■ ASSIGNED TASK
Reproduce the part of the matrix kernel question from "Find one matrix" to "with this properity.".

■ TEXT SEGMENT
--
Find one matrix $A\in M_{3,4}(\mathbb{R})$ such that $\mathrm{Ker}(A)=\mathrm{L}\left(\begin{bmatrix} 3\\ 1\\ 0\\ 0 \end{bmatrix},\begin{bmatrix} -2\\ 0\\ -6\\ 0 \end{bmatrix}\right)$ and then describe all matrices with this properity.
What I tried to do so far is the following: Let $\mathrm{Ker}(A)=V$. Then $V^{\perp }$ can be determined with the system:$$\begin{matrix} 3x_1 & + x_2 & =0,\\ -2x_1& - 6x_3 & =0. \end{matrix}$$ Now, since $V=(V^{\perp })^{\perp }$, I find that the system that has $V$ as its set of solution is the system: $$\begin{matrix} 3x_1-9x_2-x_3=0, & & \\ x_{4}=0, & & \end{matrix}$$so one matrix is:$A=\begin{bmatrix} 3 & -9 & -1 & 0\\ 0 & 0 & 0 & 1\\ 0 & 0 & 0 &0 \end{bmatrix}$.
--
■ ENTRIES SHOWN
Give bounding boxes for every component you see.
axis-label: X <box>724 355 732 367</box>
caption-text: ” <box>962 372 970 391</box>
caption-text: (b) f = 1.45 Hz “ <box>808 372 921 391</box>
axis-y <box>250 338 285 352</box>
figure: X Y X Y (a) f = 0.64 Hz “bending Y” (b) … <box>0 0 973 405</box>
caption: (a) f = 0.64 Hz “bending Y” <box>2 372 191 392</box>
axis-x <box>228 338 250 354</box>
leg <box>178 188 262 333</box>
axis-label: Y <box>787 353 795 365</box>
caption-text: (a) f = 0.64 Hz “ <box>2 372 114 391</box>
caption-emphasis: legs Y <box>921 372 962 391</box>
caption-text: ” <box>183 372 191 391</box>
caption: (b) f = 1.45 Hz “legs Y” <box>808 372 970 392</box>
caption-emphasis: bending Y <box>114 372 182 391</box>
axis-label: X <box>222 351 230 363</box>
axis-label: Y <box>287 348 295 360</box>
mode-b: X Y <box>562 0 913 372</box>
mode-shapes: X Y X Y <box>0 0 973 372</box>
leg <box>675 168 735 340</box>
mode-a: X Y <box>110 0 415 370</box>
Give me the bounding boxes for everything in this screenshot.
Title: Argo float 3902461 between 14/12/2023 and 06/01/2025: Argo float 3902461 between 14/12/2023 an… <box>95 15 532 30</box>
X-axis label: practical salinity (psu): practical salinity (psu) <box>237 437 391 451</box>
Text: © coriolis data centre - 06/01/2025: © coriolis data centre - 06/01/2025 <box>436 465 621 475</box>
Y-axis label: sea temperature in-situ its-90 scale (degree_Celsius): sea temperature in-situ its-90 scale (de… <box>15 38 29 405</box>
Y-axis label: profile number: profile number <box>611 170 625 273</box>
--
■ TASK RESPONSE
Find one matrix $A\in M_{3,4}(\mathbb{R})$ such that $\mathrm{Ker}(A)=\mathrm{L}\left(\begin{bmatrix} 3\\ 1\\ 0\\ 0 \end{bmatrix},\begin{bmatrix} -2\\ 0\\ -6\\ 0 \end{bmatrix}\right)$ and then describe all matrices with this properity.